→ Given records:
----
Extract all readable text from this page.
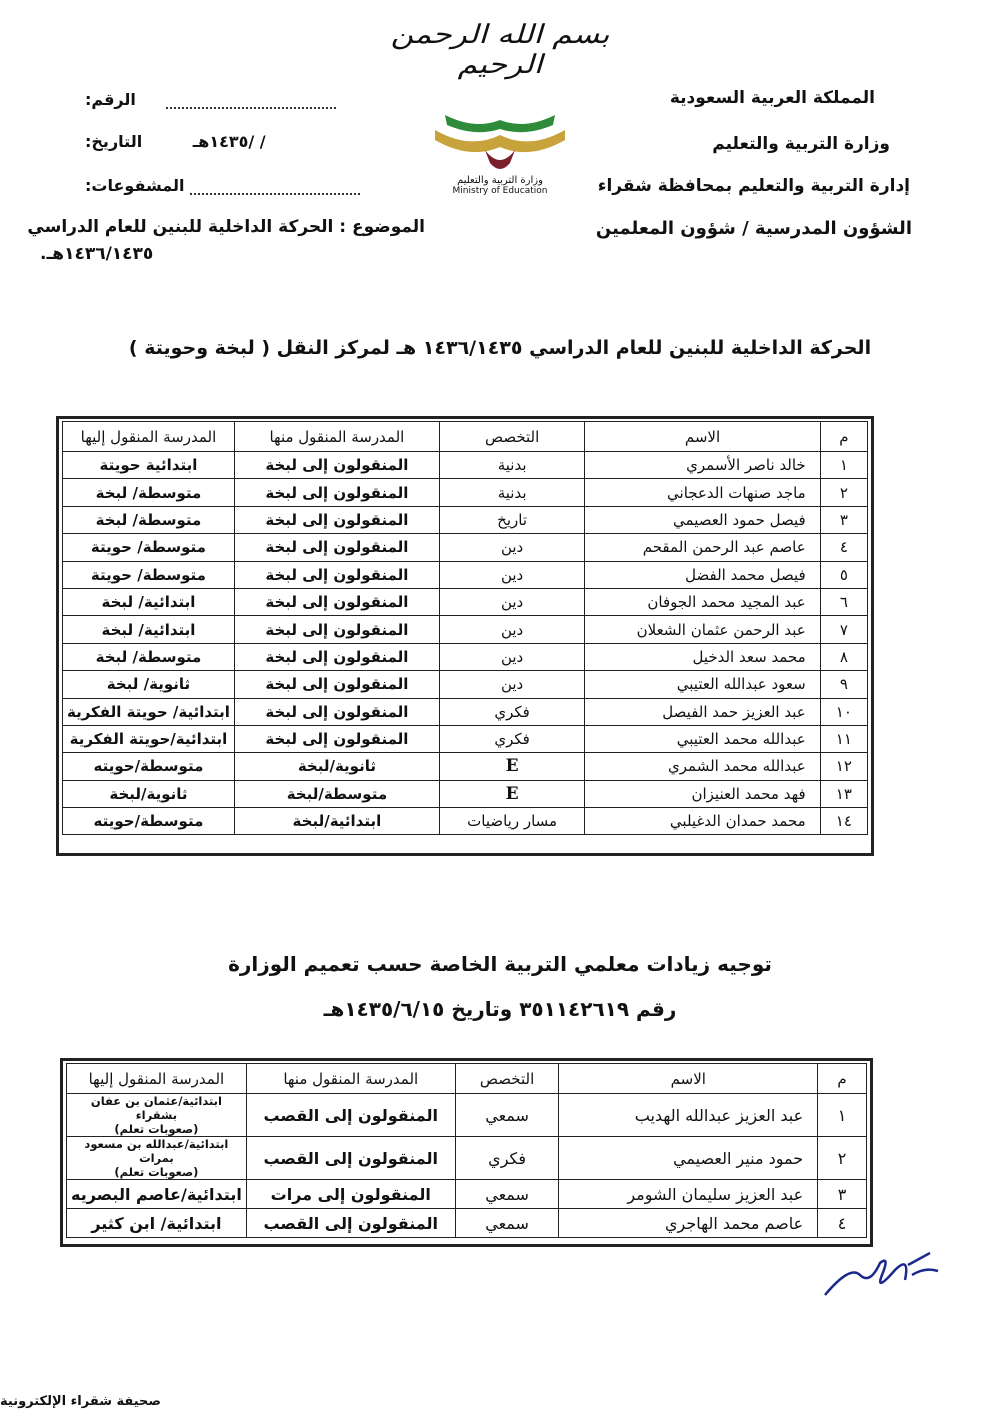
المملكة العربية السعودية
وزارة التربية والتعليم
إدارة التربية والتعليم بمحافظة شقراء
الشؤون المدرسية / شؤون المعلمين
بسم الله الرحمن الرحيم
وزارة التربية والتعليم
Ministry of Education
الرقم:
/ /١٤٣٥هـ التاريخ:
المشفوعات:
الموضوع : الحركة الداخلية للبنين للعام الدراسي
١٤٣٦/١٤٣٥هـ.
الحركة الداخلية للبنين للعام الدراسي ١٤٣٦/١٤٣٥ هـ لمركز النقل ( لبخة وحويتة )
م	الاسم	التخصص	المدرسة المنقول منها	المدرسة المنقول إليها
١	خالد ناصر الأسمري	بدنية	المنقولون إلى لبخة	ابتدائية حويتة
٢	ماجد صنهات الدعجاني	بدنية	المنقولون إلى لبخة	متوسطة/ لبخة
٣	فيصل حمود العصيمي	تاريخ	المنقولون إلى لبخة	متوسطة/ لبخة
٤	عاصم عبد الرحمن المقحم	دين	المنقولون إلى لبخة	متوسطة/ حويتة
٥	فيصل محمد الفضل	دين	المنقولون إلى لبخة	متوسطة/ حويتة
٦	عبد المجيد محمد الجوفان	دين	المنقولون إلى لبخة	ابتدائية/ لبخة
٧	عبد الرحمن عثمان الشعلان	دين	المنقولون إلى لبخة	ابتدائية/ لبخة
٨	محمد سعد الدخيل	دين	المنقولون إلى لبخة	متوسطة/ لبخة
٩	سعود عبدالله العتيبي	دين	المنقولون إلى لبخة	ثانوية/ لبخة
١٠	عبد العزيز حمد الفيصل	فكري	المنقولون إلى لبخة	ابتدائية/ حويتة الفكرية
١١	عبدالله محمد العتيبي	فكري	المنقولون إلى لبخة	ابتدائية/حويتة الفكرية
١٢	عبدالله محمد الشمري	E	ثانوية/لبخة	متوسطة/حويته
١٣	فهد محمد العنيزان	E	متوسطة/لبخة	ثانوية/لبخة
١٤	محمد حمدان الدغيلبي	مسار رياضيات	ابتدائية/لبخة	متوسطة/حويته
توجيه زيادات معلمي التربية الخاصة حسب تعميم الوزارة
رقم ٣٥١١٤٢٦١٩ وتاريخ ١٤٣٥/٦/١٥هـ
م	الاسم	التخصص	المدرسة المنقول منها	المدرسة المنقول إليها
١	عبد العزيز عبدالله الهديب	سمعي	المنقولون إلى القصب	ابتدائية/عثمان بن عفان بشقراء
(صعوبات تعلم)

٢	حمود منير العصيمي	فكري	المنقولون إلى القصب	ابتدائية/عبدالله بن مسعود بمرات
(صعوبات تعلم)

٣	عبد العزيز سليمان الشومر	سمعي	المنقولون إلى مرات	ابتدائية/عاصم البصريه
٤	عاصم محمد الهاجري	سمعي	المنقولون إلى القصب	ابتدائية/ ابن كثير
صحيفة شقراء الإلكترونية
----
→ What this task involves:
Transcribe the entries above verbatim, omitting their pictures.

→ Solution for this exercise:
Extract all readable text from this page.
المملكة العربية السعودية
وزارة التربية والتعليم
إدارة التربية والتعليم بمحافظة شقراء
الشؤون المدرسية / شؤون المعلمين
بسم الله الرحمن الرحيم
وزارة التربية والتعليم
Ministry of Education
الرقم:
/ /١٤٣٥هـ التاريخ:
المشفوعات:
الموضوع : الحركة الداخلية للبنين للعام الدراسي
١٤٣٦/١٤٣٥هـ.
الحركة الداخلية للبنين للعام الدراسي ١٤٣٦/١٤٣٥ هـ لمركز النقل ( لبخة وحويتة )
م	الاسم	التخصص	المدرسة المنقول منها	المدرسة المنقول إليها
١	خالد ناصر الأسمري	بدنية	المنقولون إلى لبخة	ابتدائية حويتة
٢	ماجد صنهات الدعجاني	بدنية	المنقولون إلى لبخة	متوسطة/ لبخة
٣	فيصل حمود العصيمي	تاريخ	المنقولون إلى لبخة	متوسطة/ لبخة
٤	عاصم عبد الرحمن المقحم	دين	المنقولون إلى لبخة	متوسطة/ حويتة
٥	فيصل محمد الفضل	دين	المنقولون إلى لبخة	متوسطة/ حويتة
٦	عبد المجيد محمد الجوفان	دين	المنقولون إلى لبخة	ابتدائية/ لبخة
٧	عبد الرحمن عثمان الشعلان	دين	المنقولون إلى لبخة	ابتدائية/ لبخة
٨	محمد سعد الدخيل	دين	المنقولون إلى لبخة	متوسطة/ لبخة
٩	سعود عبدالله العتيبي	دين	المنقولون إلى لبخة	ثانوية/ لبخة
١٠	عبد العزيز حمد الفيصل	فكري	المنقولون إلى لبخة	ابتدائية/ حويتة الفكرية
١١	عبدالله محمد العتيبي	فكري	المنقولون إلى لبخة	ابتدائية/حويتة الفكرية
١٢	عبدالله محمد الشمري	E	ثانوية/لبخة	متوسطة/حويته
١٣	فهد محمد العنيزان	E	متوسطة/لبخة	ثانوية/لبخة
١٤	محمد حمدان الدغيلبي	مسار رياضيات	ابتدائية/لبخة	متوسطة/حويته
توجيه زيادات معلمي التربية الخاصة حسب تعميم الوزارة
رقم ٣٥١١٤٢٦١٩ وتاريخ ١٤٣٥/٦/١٥هـ
م	الاسم	التخصص	المدرسة المنقول منها	المدرسة المنقول إليها
١	عبد العزيز عبدالله الهديب	سمعي	المنقولون إلى القصب	ابتدائية/عثمان بن عفان بشقراء
(صعوبات تعلم)

٢	حمود منير العصيمي	فكري	المنقولون إلى القصب	ابتدائية/عبدالله بن مسعود بمرات
(صعوبات تعلم)

٣	عبد العزيز سليمان الشومر	سمعي	المنقولون إلى مرات	ابتدائية/عاصم البصريه
٤	عاصم محمد الهاجري	سمعي	المنقولون إلى القصب	ابتدائية/ ابن كثير
صحيفة شقراء الإلكترونية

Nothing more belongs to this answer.